Below are entries. Pull out all lines containing "JSON".
↓
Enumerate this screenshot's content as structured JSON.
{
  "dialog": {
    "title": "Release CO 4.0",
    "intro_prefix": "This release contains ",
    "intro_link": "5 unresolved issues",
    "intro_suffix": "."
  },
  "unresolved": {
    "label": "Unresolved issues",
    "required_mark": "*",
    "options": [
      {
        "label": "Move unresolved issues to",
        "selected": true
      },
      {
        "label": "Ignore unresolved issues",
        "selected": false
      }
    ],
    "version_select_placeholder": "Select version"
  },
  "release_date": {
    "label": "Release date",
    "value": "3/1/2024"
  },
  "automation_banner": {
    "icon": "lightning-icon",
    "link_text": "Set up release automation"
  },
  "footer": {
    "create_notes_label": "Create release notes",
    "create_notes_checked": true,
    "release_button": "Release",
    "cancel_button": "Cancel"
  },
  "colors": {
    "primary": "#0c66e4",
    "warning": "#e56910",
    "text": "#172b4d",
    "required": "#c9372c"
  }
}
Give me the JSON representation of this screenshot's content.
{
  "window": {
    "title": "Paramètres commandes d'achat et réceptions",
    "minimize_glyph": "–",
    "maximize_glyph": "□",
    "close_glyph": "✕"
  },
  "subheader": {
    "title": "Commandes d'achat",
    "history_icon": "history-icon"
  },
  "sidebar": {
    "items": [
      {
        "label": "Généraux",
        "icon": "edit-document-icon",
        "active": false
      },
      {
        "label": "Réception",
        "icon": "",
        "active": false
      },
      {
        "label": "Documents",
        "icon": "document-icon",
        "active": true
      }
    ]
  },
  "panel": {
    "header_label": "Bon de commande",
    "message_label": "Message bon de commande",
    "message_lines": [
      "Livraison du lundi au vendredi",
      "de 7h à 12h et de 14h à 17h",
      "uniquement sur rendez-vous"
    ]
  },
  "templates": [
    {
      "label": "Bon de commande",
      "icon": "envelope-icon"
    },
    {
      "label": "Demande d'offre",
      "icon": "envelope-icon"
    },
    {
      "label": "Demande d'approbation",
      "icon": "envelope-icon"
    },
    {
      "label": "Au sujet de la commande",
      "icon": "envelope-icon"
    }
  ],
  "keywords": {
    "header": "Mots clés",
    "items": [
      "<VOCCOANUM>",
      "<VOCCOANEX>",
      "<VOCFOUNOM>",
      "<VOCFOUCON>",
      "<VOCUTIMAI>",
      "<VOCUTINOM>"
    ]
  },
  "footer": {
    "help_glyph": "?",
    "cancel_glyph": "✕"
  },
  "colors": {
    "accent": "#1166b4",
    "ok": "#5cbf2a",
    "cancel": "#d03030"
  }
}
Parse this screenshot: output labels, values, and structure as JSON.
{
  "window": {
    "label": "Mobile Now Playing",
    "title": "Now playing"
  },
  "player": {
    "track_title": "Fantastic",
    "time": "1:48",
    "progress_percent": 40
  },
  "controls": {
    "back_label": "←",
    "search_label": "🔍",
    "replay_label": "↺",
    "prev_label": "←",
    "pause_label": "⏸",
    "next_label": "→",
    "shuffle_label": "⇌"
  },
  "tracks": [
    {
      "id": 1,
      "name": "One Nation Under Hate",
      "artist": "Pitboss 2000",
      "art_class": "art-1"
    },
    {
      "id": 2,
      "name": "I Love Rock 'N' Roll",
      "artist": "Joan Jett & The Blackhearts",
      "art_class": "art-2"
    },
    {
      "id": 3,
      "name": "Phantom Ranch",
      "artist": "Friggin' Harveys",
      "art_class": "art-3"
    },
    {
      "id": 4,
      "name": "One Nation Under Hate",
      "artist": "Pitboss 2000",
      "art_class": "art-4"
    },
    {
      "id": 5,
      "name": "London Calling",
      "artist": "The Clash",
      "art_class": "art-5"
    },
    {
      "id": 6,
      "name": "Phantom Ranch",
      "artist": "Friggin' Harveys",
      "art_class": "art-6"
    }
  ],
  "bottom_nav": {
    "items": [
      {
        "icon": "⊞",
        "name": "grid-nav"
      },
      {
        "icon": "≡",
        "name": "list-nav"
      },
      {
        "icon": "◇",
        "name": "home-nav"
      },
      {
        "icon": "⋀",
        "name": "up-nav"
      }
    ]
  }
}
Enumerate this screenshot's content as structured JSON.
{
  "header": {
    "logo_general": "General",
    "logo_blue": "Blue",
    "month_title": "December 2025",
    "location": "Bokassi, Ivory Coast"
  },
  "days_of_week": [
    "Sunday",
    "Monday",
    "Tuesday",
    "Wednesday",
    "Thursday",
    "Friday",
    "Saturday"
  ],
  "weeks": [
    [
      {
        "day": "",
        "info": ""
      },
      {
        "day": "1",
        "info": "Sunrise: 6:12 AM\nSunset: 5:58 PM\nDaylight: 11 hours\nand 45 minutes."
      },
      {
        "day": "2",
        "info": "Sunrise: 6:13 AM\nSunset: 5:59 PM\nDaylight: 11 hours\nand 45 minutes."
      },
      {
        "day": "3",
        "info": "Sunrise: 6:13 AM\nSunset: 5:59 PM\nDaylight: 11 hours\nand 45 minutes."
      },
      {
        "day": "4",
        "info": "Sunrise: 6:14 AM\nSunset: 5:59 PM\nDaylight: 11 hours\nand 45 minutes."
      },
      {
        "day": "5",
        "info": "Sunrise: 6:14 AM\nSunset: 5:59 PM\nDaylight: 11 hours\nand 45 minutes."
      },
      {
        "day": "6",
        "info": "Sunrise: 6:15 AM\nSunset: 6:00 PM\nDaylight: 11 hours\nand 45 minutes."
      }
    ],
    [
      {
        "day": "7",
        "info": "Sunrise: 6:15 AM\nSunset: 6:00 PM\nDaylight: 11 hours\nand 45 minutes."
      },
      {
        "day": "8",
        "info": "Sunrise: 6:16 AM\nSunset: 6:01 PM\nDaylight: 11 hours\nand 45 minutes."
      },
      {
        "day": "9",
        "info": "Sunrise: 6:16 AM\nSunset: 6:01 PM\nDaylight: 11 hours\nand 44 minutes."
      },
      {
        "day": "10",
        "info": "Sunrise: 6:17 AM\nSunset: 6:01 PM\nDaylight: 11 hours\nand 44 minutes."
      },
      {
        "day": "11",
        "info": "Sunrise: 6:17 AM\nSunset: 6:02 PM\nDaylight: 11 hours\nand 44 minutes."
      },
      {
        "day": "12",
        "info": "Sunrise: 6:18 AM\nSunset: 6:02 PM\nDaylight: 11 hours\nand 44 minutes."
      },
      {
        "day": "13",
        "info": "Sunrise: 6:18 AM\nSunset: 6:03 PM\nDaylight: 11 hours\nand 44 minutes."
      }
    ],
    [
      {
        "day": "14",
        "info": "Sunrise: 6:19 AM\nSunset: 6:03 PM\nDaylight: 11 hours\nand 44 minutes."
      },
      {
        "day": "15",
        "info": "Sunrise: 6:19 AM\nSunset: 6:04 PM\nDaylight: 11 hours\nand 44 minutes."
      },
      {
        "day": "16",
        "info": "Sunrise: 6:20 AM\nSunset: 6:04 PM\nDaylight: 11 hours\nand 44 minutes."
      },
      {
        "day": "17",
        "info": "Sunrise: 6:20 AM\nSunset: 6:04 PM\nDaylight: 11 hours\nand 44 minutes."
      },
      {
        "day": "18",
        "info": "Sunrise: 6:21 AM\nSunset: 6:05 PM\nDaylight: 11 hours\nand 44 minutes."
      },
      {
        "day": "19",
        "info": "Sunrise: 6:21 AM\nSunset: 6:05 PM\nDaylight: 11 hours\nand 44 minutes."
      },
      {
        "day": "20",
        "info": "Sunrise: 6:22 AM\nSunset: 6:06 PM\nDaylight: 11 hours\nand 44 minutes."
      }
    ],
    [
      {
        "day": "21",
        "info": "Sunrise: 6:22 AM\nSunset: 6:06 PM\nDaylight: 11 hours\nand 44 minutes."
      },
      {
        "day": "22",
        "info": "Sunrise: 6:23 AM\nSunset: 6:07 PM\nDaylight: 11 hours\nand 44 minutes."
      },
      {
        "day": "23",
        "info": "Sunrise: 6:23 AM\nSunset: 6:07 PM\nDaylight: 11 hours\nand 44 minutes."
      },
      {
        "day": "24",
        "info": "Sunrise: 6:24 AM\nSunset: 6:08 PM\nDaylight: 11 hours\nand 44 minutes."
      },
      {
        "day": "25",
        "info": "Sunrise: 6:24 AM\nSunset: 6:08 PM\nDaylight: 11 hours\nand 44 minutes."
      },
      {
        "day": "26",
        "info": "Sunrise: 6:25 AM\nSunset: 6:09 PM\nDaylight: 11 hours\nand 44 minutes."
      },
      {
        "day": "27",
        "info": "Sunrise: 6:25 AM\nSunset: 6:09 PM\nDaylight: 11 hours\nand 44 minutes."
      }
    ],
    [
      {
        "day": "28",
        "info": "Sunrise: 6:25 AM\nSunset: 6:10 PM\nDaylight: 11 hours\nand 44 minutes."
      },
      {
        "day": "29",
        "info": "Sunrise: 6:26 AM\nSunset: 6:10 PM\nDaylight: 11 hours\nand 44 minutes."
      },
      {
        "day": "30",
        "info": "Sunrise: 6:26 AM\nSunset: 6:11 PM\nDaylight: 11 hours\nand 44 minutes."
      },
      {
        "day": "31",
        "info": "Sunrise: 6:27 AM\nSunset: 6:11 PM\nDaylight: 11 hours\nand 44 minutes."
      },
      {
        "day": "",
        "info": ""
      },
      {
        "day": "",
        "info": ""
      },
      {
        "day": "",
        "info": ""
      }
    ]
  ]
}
↑
Answer for the task:
Enumerate this screenshot's content as structured JSON.
Give me the JSON representation of this screenshot's content.
Parse this screenshot: output labels, values, and structure as JSON.
Enumerate this screenshot's content as structured JSON.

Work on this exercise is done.